Do this: Reproduce the records word for word, starting at the first line and ending at the line that contains "reference-label: カロリー計算 [1276, 698, 1400, 723]", with both ends included.

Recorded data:
BEGIN

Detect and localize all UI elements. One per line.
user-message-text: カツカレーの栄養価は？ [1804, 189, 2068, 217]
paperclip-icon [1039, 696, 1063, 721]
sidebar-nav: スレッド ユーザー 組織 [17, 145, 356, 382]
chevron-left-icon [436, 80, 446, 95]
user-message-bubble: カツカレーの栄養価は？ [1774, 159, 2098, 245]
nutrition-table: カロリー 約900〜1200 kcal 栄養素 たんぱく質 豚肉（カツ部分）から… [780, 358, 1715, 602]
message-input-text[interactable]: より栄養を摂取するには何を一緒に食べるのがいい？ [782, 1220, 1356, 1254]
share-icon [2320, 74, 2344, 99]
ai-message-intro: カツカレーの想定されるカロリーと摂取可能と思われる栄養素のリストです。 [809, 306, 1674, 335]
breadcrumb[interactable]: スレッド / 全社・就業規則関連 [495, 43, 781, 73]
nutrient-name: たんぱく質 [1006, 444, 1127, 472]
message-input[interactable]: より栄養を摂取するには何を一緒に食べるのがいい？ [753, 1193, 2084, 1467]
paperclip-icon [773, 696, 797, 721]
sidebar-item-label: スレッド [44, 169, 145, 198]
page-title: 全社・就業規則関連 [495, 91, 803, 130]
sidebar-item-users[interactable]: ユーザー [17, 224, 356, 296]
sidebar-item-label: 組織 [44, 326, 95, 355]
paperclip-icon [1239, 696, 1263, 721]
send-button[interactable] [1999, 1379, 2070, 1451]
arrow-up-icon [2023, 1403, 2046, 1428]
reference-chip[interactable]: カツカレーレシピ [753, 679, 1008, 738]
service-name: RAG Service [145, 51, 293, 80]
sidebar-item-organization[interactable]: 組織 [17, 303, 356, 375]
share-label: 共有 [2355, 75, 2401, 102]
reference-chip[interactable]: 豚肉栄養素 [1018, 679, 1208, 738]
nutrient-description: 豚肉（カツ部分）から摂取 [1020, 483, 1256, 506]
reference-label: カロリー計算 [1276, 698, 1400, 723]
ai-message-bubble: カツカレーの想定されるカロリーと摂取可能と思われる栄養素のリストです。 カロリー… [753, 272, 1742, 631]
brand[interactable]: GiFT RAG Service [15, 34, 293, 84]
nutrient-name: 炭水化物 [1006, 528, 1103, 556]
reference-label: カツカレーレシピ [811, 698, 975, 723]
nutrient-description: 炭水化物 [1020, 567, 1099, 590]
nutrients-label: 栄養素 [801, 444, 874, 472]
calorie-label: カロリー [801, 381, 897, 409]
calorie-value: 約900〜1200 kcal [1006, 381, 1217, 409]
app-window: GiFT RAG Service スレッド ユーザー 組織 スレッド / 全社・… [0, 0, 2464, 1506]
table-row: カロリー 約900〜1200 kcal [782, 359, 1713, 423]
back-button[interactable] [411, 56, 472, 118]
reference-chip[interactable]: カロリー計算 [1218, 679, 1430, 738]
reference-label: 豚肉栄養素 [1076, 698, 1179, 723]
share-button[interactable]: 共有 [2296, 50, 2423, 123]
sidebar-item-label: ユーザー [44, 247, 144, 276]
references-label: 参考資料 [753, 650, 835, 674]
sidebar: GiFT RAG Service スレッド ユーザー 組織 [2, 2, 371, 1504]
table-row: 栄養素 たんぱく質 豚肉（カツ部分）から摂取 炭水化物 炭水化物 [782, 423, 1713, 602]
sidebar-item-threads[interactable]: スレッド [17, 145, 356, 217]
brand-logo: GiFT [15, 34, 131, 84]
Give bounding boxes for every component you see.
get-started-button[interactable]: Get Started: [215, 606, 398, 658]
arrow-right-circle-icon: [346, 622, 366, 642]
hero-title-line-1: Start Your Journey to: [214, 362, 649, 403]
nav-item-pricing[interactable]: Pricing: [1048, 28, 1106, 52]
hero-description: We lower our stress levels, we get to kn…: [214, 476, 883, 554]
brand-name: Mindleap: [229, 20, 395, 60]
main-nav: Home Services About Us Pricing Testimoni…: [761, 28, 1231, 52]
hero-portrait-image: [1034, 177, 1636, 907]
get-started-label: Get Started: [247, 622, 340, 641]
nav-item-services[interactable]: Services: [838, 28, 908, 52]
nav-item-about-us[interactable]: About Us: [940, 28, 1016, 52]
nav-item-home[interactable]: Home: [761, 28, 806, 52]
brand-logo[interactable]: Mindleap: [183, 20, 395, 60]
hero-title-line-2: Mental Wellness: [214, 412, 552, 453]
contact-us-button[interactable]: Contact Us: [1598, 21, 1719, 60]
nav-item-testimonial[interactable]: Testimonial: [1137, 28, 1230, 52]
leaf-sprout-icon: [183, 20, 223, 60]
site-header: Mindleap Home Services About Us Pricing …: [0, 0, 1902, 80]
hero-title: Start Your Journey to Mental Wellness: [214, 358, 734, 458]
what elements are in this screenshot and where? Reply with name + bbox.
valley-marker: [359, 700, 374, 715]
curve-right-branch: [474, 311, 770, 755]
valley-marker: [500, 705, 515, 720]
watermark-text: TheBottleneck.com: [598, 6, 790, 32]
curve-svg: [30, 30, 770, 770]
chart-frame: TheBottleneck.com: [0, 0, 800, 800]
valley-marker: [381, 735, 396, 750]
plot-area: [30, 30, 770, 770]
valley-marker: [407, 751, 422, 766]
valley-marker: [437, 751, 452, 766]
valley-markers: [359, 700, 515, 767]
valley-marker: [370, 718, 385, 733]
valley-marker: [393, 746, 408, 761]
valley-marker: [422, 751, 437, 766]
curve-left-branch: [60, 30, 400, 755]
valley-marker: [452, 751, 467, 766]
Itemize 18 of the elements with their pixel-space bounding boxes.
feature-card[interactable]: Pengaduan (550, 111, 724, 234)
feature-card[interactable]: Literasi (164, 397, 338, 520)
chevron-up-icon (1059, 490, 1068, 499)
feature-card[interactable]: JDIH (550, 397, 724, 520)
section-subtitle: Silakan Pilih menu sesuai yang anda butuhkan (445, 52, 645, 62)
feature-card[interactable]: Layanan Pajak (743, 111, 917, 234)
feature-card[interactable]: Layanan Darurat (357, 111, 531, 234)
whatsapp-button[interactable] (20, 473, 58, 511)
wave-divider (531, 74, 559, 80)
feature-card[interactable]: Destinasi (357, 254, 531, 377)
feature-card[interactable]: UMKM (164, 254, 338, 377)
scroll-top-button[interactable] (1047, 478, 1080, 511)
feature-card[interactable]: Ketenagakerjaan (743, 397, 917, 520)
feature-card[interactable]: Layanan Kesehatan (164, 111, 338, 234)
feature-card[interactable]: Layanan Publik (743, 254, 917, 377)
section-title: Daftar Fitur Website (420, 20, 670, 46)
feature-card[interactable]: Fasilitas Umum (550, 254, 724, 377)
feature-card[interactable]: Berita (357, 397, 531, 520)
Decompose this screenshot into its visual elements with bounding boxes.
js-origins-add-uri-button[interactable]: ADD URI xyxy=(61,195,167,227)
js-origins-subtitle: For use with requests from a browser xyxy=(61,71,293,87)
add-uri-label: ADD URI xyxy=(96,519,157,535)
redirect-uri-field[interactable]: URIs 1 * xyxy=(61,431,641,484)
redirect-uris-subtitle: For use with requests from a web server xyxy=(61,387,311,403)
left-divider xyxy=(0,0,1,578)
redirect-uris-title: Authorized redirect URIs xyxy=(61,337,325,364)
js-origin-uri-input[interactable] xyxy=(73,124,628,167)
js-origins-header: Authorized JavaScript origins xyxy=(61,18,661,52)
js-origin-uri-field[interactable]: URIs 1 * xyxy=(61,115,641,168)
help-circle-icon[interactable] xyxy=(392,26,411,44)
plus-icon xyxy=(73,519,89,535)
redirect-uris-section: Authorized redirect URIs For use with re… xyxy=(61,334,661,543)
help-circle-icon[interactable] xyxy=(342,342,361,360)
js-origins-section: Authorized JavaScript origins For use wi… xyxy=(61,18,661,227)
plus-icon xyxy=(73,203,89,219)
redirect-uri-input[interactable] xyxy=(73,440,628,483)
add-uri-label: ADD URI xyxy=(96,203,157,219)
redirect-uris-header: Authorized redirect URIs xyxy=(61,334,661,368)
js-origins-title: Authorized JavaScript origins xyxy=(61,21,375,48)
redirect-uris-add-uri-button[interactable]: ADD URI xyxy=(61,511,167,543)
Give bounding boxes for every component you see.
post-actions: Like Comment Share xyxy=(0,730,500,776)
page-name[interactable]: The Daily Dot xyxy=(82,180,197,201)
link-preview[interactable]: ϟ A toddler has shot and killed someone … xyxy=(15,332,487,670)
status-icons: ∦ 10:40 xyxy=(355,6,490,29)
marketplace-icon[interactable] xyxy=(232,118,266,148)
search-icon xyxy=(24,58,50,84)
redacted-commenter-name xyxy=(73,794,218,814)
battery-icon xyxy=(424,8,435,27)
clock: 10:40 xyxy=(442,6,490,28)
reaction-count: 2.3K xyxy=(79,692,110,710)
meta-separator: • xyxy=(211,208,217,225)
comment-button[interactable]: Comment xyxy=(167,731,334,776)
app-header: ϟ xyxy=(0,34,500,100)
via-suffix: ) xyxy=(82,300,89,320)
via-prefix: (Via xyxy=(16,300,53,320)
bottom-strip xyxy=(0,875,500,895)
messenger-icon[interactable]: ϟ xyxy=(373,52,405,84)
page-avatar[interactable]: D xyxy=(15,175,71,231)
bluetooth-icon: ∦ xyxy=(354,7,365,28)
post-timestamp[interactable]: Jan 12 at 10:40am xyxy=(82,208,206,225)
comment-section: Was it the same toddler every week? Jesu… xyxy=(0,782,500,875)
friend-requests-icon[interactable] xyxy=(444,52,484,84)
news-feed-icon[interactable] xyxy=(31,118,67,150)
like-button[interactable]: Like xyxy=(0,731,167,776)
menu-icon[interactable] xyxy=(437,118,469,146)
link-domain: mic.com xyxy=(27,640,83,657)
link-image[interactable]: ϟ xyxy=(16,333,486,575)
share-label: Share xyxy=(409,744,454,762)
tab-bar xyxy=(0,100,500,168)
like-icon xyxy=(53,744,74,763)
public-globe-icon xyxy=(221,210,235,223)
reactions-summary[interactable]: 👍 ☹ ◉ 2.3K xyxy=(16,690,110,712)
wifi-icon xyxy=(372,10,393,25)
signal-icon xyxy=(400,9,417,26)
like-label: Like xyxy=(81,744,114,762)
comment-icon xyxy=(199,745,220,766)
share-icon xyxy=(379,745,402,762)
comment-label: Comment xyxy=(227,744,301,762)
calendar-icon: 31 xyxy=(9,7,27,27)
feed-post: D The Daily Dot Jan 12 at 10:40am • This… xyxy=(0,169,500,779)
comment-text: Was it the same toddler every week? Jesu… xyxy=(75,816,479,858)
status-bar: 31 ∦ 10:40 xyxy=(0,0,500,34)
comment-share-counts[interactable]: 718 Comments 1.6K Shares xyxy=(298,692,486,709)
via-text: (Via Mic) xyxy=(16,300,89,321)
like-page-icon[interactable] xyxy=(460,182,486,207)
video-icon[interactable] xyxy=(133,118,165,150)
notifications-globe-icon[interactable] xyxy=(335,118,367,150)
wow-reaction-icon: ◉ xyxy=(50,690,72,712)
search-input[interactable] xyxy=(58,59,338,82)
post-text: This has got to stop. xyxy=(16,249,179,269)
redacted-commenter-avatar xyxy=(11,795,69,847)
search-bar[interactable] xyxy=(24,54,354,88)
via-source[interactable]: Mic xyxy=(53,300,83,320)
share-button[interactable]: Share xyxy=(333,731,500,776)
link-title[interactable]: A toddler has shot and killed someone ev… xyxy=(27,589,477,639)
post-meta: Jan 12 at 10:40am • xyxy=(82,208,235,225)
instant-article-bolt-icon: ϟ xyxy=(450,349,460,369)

END

Worked solution:
Detect and localize all UI elements. One per line.
user-message-text: カツカレーの栄養価は？ [1804, 189, 2068, 217]
paperclip-icon [1039, 696, 1063, 721]
sidebar-nav: スレッド ユーザー 組織 [17, 145, 356, 382]
chevron-left-icon [436, 80, 446, 95]
user-message-bubble: カツカレーの栄養価は？ [1774, 159, 2098, 245]
nutrition-table: カロリー 約900〜1200 kcal 栄養素 たんぱく質 豚肉（カツ部分）から… [780, 358, 1715, 602]
message-input-text[interactable]: より栄養を摂取するには何を一緒に食べるのがいい？ [782, 1220, 1356, 1254]
share-icon [2320, 74, 2344, 99]
ai-message-intro: カツカレーの想定されるカロリーと摂取可能と思われる栄養素のリストです。 [809, 306, 1674, 335]
breadcrumb[interactable]: スレッド / 全社・就業規則関連 [495, 43, 781, 73]
nutrient-name: たんぱく質 [1006, 444, 1127, 472]
message-input[interactable]: より栄養を摂取するには何を一緒に食べるのがいい？ [753, 1193, 2084, 1467]
paperclip-icon [773, 696, 797, 721]
sidebar-item-label: スレッド [44, 169, 145, 198]
page-title: 全社・就業規則関連 [495, 91, 803, 130]
sidebar-item-users[interactable]: ユーザー [17, 224, 356, 296]
sidebar-item-label: 組織 [44, 326, 95, 355]
paperclip-icon [1239, 696, 1263, 721]
send-button[interactable] [1999, 1379, 2070, 1451]
arrow-up-icon [2023, 1403, 2046, 1428]
reference-chip[interactable]: カツカレーレシピ [753, 679, 1008, 738]
service-name: RAG Service [145, 51, 293, 80]
sidebar-item-organization[interactable]: 組織 [17, 303, 356, 375]
share-label: 共有 [2355, 75, 2401, 102]
reference-chip[interactable]: 豚肉栄養素 [1018, 679, 1208, 738]
nutrient-description: 豚肉（カツ部分）から摂取 [1020, 483, 1256, 506]
reference-label: カロリー計算 [1276, 698, 1400, 723]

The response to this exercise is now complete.